## Task
Scan the entries below and count the lines holding the string "automaticamente". Supply only the number.

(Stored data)
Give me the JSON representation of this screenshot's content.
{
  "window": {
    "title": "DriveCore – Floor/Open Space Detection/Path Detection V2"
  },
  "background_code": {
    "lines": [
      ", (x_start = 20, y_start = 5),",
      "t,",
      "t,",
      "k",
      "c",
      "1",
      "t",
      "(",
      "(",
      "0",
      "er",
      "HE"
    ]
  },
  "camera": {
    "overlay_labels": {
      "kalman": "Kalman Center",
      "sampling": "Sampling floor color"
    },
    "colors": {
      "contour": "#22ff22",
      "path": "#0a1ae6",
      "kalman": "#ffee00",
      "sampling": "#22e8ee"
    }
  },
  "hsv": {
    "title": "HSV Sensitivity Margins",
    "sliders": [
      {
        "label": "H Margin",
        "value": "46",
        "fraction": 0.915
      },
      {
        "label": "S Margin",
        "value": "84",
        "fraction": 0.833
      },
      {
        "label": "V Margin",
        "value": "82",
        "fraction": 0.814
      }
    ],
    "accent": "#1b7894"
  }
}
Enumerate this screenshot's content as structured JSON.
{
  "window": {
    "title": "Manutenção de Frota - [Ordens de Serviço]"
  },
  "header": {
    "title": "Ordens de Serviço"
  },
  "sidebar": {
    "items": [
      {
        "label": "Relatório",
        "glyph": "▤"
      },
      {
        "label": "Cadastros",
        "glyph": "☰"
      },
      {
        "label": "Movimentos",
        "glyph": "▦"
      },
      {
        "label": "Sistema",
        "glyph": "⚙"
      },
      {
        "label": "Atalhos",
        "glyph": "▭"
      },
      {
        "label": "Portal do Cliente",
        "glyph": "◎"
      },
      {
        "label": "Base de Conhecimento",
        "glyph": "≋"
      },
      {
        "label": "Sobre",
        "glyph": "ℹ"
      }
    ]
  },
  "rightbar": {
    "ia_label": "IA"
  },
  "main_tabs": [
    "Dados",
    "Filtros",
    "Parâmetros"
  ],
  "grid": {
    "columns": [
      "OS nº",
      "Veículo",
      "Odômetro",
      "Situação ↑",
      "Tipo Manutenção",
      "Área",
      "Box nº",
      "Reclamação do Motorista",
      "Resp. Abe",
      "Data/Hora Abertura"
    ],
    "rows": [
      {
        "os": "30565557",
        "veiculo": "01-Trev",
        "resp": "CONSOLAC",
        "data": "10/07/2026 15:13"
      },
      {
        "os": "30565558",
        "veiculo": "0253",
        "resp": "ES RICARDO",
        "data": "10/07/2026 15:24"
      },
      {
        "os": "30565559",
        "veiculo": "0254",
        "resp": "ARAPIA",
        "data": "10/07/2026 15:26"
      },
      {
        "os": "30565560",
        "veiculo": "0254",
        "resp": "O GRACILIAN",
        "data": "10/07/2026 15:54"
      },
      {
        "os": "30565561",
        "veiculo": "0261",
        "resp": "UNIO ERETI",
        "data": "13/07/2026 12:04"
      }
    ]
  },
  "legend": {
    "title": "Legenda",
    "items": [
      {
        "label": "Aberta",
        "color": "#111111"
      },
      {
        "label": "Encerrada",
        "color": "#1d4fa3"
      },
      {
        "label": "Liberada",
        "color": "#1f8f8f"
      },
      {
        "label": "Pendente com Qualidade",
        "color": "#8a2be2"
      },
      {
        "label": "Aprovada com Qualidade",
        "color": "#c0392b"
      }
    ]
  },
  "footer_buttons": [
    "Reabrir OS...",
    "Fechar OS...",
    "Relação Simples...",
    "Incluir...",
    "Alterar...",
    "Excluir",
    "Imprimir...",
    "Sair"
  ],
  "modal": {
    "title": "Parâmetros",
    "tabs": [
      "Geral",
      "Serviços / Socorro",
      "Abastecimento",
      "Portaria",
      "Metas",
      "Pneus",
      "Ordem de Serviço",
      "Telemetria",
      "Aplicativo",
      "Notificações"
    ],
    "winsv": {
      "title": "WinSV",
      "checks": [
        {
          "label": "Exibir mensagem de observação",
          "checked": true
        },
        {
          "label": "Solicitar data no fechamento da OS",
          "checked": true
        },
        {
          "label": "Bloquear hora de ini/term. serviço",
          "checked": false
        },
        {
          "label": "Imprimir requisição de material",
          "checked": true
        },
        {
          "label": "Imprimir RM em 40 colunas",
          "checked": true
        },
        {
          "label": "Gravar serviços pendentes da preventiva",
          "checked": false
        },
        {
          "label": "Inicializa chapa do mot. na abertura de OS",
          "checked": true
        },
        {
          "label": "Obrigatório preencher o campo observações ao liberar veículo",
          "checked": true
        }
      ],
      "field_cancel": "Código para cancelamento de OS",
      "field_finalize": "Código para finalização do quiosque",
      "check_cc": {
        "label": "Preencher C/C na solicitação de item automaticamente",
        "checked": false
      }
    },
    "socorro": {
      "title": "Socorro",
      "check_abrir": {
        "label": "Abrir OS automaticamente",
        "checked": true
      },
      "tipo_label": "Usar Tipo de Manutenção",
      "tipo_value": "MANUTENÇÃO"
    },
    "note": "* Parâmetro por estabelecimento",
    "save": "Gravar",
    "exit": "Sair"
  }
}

## Result
2